§ Given exercise: Only the lines from the line holding "Extract all readable text from this page." through the final line of the entries below are to be returned, exactly as they stand.

§ Information supplied:
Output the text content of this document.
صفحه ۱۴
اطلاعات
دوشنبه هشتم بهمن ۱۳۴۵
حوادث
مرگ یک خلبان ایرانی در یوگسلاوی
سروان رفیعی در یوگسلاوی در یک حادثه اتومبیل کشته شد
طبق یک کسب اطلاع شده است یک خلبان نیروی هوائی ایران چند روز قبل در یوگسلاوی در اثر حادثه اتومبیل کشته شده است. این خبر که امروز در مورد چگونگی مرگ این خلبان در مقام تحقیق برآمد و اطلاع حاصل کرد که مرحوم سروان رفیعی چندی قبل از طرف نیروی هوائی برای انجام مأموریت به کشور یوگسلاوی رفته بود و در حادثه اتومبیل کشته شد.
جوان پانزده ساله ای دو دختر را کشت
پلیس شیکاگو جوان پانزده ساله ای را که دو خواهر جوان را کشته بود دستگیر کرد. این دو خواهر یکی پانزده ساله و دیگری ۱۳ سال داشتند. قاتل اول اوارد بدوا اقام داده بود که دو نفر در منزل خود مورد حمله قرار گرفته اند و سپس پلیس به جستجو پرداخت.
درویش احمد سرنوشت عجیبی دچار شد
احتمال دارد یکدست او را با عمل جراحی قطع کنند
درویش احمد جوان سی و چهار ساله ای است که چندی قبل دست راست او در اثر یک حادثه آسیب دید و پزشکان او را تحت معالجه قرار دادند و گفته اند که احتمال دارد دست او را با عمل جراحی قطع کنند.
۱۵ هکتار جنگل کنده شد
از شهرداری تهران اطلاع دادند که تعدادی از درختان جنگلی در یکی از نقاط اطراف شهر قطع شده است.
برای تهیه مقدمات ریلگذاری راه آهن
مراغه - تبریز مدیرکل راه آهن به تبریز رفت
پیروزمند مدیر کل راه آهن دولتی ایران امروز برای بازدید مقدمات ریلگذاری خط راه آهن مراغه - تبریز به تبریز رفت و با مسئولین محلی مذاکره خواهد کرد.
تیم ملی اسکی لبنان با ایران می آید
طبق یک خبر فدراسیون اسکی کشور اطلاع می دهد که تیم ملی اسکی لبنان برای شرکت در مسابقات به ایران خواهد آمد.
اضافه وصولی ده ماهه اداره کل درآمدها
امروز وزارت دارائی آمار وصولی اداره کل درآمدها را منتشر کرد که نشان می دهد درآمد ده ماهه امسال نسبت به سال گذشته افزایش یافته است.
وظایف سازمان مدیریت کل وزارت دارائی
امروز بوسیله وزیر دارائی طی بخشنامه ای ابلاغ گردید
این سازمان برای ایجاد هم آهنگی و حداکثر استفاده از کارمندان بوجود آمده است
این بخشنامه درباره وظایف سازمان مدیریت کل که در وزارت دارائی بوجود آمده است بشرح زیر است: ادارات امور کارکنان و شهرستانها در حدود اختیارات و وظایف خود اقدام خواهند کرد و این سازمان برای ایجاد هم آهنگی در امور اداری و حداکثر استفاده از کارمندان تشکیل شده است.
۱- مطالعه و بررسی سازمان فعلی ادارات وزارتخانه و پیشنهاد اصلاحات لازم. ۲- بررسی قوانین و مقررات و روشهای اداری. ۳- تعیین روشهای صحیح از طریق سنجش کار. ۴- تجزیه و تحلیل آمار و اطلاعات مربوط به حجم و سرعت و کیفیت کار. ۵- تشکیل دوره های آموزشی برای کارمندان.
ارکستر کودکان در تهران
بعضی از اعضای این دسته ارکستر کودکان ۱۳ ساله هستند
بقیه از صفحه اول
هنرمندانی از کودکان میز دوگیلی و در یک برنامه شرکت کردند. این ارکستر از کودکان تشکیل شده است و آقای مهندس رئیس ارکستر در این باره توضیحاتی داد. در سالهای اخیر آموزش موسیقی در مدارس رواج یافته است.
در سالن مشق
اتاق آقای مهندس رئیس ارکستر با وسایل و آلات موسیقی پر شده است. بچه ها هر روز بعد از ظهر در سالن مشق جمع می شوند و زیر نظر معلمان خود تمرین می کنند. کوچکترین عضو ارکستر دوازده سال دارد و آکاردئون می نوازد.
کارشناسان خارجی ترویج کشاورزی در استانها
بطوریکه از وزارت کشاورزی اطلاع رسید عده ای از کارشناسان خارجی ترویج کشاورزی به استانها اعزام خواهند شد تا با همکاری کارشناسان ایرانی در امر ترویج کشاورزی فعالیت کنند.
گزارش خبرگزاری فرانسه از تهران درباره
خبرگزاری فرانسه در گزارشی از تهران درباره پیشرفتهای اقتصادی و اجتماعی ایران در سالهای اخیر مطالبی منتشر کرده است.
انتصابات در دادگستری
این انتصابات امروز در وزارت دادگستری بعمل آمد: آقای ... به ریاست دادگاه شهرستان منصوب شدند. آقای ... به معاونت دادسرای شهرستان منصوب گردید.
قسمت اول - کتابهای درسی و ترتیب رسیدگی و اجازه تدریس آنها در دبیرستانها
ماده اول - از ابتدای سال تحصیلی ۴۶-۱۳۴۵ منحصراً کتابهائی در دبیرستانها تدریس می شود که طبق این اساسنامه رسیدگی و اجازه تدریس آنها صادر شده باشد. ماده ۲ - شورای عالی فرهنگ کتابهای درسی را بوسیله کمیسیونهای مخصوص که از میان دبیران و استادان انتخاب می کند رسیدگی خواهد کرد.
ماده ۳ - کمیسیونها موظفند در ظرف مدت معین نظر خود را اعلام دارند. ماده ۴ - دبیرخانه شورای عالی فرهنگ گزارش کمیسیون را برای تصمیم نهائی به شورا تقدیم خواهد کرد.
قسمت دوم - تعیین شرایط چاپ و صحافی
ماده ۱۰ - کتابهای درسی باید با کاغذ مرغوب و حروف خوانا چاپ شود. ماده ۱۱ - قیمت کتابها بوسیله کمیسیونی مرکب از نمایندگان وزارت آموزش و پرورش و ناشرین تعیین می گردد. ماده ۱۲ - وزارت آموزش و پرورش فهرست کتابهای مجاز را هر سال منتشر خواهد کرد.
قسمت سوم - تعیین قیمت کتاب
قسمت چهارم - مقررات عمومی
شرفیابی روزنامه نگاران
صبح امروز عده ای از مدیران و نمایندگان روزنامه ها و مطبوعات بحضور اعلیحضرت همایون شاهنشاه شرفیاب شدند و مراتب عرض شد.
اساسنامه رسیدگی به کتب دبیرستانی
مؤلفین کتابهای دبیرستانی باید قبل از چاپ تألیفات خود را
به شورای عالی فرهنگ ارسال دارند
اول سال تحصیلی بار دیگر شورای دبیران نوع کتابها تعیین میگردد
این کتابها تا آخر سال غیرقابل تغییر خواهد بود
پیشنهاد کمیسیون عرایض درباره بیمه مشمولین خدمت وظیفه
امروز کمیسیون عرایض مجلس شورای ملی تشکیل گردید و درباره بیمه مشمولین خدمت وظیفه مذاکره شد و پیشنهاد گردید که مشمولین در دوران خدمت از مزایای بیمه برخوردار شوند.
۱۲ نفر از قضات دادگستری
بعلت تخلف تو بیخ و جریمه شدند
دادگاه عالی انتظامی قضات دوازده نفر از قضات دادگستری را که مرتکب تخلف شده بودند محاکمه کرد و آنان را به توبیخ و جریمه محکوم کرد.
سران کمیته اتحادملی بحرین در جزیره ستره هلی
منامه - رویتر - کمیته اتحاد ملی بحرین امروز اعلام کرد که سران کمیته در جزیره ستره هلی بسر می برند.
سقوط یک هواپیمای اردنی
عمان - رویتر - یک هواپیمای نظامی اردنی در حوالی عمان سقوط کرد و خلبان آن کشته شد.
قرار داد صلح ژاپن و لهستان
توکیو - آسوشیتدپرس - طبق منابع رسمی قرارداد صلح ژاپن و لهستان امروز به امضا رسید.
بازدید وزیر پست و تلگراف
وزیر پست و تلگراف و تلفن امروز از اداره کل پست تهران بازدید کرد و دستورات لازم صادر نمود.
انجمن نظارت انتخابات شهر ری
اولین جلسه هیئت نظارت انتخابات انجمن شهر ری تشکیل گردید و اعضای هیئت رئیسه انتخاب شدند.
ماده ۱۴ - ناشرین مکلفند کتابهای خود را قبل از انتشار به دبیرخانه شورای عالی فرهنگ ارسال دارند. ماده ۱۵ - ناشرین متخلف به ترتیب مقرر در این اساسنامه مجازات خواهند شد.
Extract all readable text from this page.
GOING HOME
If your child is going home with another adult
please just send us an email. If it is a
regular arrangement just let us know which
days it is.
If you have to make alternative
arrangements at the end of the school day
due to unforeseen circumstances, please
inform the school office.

§ Response to this task:
Extract all readable text from this page.
GOING HOME
If your child is going home with another adult
please just send us an email. If it is a
regular arrangement just let us know which
days it is.
If you have to make alternative
arrangements at the end of the school day
due to unforeseen circumstances, please
inform the school office.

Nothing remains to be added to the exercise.